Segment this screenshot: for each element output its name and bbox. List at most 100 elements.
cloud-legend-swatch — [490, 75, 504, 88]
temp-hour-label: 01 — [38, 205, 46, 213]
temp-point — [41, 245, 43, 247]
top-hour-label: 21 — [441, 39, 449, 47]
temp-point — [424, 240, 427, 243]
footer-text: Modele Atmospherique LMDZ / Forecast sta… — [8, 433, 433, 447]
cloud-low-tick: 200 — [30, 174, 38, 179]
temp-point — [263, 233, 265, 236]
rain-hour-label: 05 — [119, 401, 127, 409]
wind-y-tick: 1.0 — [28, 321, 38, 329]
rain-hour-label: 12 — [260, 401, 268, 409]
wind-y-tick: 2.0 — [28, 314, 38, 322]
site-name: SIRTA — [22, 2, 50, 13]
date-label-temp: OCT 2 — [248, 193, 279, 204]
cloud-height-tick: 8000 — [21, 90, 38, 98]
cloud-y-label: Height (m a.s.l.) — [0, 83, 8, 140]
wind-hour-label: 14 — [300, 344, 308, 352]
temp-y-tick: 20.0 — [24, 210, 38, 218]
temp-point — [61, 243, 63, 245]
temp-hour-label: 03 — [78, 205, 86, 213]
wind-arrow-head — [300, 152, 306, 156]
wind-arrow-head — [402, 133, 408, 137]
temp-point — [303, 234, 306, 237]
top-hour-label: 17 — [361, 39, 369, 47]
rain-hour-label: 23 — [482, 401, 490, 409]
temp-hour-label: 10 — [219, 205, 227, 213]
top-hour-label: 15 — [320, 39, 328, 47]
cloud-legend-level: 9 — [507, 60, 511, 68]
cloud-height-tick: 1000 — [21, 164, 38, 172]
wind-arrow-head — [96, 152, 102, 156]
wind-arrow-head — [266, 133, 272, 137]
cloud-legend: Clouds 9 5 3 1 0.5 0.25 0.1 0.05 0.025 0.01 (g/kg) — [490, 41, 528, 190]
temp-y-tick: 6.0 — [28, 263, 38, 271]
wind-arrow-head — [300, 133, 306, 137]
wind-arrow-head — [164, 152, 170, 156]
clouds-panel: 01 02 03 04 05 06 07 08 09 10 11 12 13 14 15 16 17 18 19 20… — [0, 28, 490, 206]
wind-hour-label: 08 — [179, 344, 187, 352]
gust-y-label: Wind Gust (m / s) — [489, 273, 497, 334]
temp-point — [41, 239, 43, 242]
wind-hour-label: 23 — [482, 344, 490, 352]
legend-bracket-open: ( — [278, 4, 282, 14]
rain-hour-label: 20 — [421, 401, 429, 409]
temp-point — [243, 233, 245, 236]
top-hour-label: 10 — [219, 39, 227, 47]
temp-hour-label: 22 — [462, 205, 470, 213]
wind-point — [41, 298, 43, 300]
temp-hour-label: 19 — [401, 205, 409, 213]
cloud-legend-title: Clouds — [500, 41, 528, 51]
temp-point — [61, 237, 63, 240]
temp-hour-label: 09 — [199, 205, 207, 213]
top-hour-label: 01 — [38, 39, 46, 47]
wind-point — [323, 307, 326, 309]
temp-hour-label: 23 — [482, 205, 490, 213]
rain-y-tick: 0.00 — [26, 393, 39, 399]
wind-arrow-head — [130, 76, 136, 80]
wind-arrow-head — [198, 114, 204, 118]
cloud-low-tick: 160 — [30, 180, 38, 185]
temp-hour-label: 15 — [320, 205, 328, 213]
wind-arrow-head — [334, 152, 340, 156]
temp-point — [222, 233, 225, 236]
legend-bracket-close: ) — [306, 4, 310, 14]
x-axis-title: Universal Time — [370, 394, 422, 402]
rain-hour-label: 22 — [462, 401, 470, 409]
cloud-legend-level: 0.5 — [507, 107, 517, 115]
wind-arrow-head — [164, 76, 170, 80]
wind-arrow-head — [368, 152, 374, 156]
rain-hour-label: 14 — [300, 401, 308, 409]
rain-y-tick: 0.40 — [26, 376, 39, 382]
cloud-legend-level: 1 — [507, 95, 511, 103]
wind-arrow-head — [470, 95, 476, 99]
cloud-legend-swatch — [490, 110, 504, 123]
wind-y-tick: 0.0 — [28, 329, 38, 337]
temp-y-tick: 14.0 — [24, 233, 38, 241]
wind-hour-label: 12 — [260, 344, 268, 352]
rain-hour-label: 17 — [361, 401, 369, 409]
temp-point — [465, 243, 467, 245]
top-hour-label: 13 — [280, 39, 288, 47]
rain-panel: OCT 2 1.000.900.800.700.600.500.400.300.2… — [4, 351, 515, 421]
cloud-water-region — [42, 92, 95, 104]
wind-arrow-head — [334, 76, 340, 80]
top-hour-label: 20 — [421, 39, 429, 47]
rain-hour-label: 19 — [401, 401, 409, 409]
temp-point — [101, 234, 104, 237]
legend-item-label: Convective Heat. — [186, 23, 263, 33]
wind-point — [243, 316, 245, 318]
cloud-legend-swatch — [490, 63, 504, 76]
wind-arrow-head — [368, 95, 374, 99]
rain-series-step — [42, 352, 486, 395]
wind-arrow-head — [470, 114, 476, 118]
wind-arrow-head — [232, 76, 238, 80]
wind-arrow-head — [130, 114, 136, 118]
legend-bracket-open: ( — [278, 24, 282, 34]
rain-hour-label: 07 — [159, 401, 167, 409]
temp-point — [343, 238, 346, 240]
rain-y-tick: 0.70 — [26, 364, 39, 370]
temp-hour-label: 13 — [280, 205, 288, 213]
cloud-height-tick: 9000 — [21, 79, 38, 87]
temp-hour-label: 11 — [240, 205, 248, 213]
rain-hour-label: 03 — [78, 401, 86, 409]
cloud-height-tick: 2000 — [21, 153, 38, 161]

[TASK REQUIREMENTS]
Put every line above into a numbered list, omitting any blank lines.

[COMPLETED TASK]
1. Segment this screenshot: for each element output its name and bbox. List at most 100 elements.
2. cloud-legend-swatch — [490, 75, 504, 88]
3. temp-hour-label: 01 — [38, 205, 46, 213]
4. temp-point — [41, 245, 43, 247]
5. top-hour-label: 21 — [441, 39, 449, 47]
6. temp-point — [424, 240, 427, 243]
7. footer-text: Modele Atmospherique LMDZ / Forecast sta… — [8, 433, 433, 447]
8. cloud-low-tick: 200 — [30, 174, 38, 179]
9. temp-point — [263, 233, 265, 236]
10. rain-hour-label: 05 — [119, 401, 127, 409]
11. wind-y-tick: 1.0 — [28, 321, 38, 329]
12. rain-hour-label: 12 — [260, 401, 268, 409]
13. wind-y-tick: 2.0 — [28, 314, 38, 322]
14. site-name: SIRTA — [22, 2, 50, 13]
15. date-label-temp: OCT 2 — [248, 193, 279, 204]
16. cloud-height-tick: 8000 — [21, 90, 38, 98]
17. cloud-y-label: Height (m a.s.l.) — [0, 83, 8, 140]
18. wind-hour-label: 14 — [300, 344, 308, 352]
19. temp-y-tick: 20.0 — [24, 210, 38, 218]
20. temp-point — [61, 243, 63, 245]
21. temp-hour-label: 03 — [78, 205, 86, 213]
22. wind-arrow-head — [300, 152, 306, 156]
23. wind-arrow-head — [402, 133, 408, 137]
24. temp-point — [303, 234, 306, 237]
25. top-hour-label: 17 — [361, 39, 369, 47]
26. rain-hour-label: 23 — [482, 401, 490, 409]
27. temp-hour-label: 10 — [219, 205, 227, 213]
28. top-hour-label: 15 — [320, 39, 328, 47]
29. cloud-legend-level: 9 — [507, 60, 511, 68]
30. cloud-height-tick: 1000 — [21, 164, 38, 172]
31. wind-arrow-head — [96, 152, 102, 156]
32. wind-arrow-head — [266, 133, 272, 137]
33. cloud-legend: Clouds 9 5 3 1 0.5 0.25 0.1 0.05 0.025 0.01 (g/kg) — [490, 41, 528, 190]
34. temp-y-tick: 6.0 — [28, 263, 38, 271]
35. wind-arrow-head — [300, 133, 306, 137]
36. wind-arrow-head — [164, 152, 170, 156]
37. clouds-panel: 01 02 03 04 05 06 07 08 09 10 11 12 13 14 15 16 17 18 19 20… — [0, 28, 490, 206]
38. wind-hour-label: 08 — [179, 344, 187, 352]
39. gust-y-label: Wind Gust (m / s) — [489, 273, 497, 334]
40. temp-point — [41, 239, 43, 242]
41. wind-hour-label: 23 — [482, 344, 490, 352]
42. legend-bracket-open: ( — [278, 4, 282, 14]
43. rain-hour-label: 20 — [421, 401, 429, 409]
44. temp-point — [243, 233, 245, 236]
45. top-hour-label: 10 — [219, 39, 227, 47]
46. temp-hour-label: 22 — [462, 205, 470, 213]
47. wind-point — [41, 298, 43, 300]
48. temp-hour-label: 19 — [401, 205, 409, 213]
49. cloud-legend-title: Clouds — [500, 41, 528, 51]
50. temp-point — [61, 237, 63, 240]
51. temp-hour-label: 09 — [199, 205, 207, 213]
52. top-hour-label: 01 — [38, 39, 46, 47]
53. wind-point — [323, 307, 326, 309]
54. temp-hour-label: 23 — [482, 205, 490, 213]
55. rain-y-tick: 0.00 — [26, 393, 39, 399]
56. wind-arrow-head — [130, 76, 136, 80]
57. wind-arrow-head — [198, 114, 204, 118]
58. cloud-low-tick: 160 — [30, 180, 38, 185]
59. temp-hour-label: 15 — [320, 205, 328, 213]
60. wind-arrow-head — [334, 152, 340, 156]
61. temp-point — [222, 233, 225, 236]
62. legend-bracket-close: ) — [306, 4, 310, 14]
63. x-axis-title: Universal Time — [370, 394, 422, 402]
64. rain-hour-label: 22 — [462, 401, 470, 409]
65. cloud-legend-level: 0.5 — [507, 107, 517, 115]
66. wind-arrow-head — [164, 76, 170, 80]
67. wind-arrow-head — [368, 152, 374, 156]
68. rain-hour-label: 14 — [300, 401, 308, 409]
69. rain-y-tick: 0.40 — [26, 376, 39, 382]
70. cloud-legend-level: 1 — [507, 95, 511, 103]
71. wind-arrow-head — [470, 95, 476, 99]
72. cloud-legend-swatch — [490, 110, 504, 123]
73. wind-y-tick: 0.0 — [28, 329, 38, 337]
74. temp-y-tick: 14.0 — [24, 233, 38, 241]
75. wind-hour-label: 12 — [260, 344, 268, 352]
76. rain-hour-label: 17 — [361, 401, 369, 409]
77. temp-point — [465, 243, 467, 245]
78. top-hour-label: 13 — [280, 39, 288, 47]
79. rain-panel: OCT 2 1.000.900.800.700.600.500.400.300.2… — [4, 351, 515, 421]
80. cloud-water-region — [42, 92, 95, 104]
81. wind-arrow-head — [334, 76, 340, 80]
82. top-hour-label: 20 — [421, 39, 429, 47]
83. rain-hour-label: 19 — [401, 401, 409, 409]
84. temp-point — [101, 234, 104, 237]
85. legend-item-label: Convective Heat. — [186, 23, 263, 33]
86. wind-point — [243, 316, 245, 318]
87. cloud-legend-swatch — [490, 63, 504, 76]
88. wind-arrow-head — [368, 95, 374, 99]
89. rain-series-step — [42, 352, 486, 395]
90. wind-arrow-head — [470, 114, 476, 118]
91. wind-arrow-head — [232, 76, 238, 80]
92. wind-arrow-head — [130, 114, 136, 118]
93. legend-bracket-open: ( — [278, 24, 282, 34]
94. rain-hour-label: 07 — [159, 401, 167, 409]
95. temp-point — [343, 238, 346, 240]
96. rain-y-tick: 0.70 — [26, 364, 39, 370]
97. temp-hour-label: 13 — [280, 205, 288, 213]
98. cloud-height-tick: 9000 — [21, 79, 38, 87]
99. temp-hour-label: 11 — [240, 205, 248, 213]
100. rain-hour-label: 03 — [78, 401, 86, 409]
101. cloud-height-tick: 2000 — [21, 153, 38, 161]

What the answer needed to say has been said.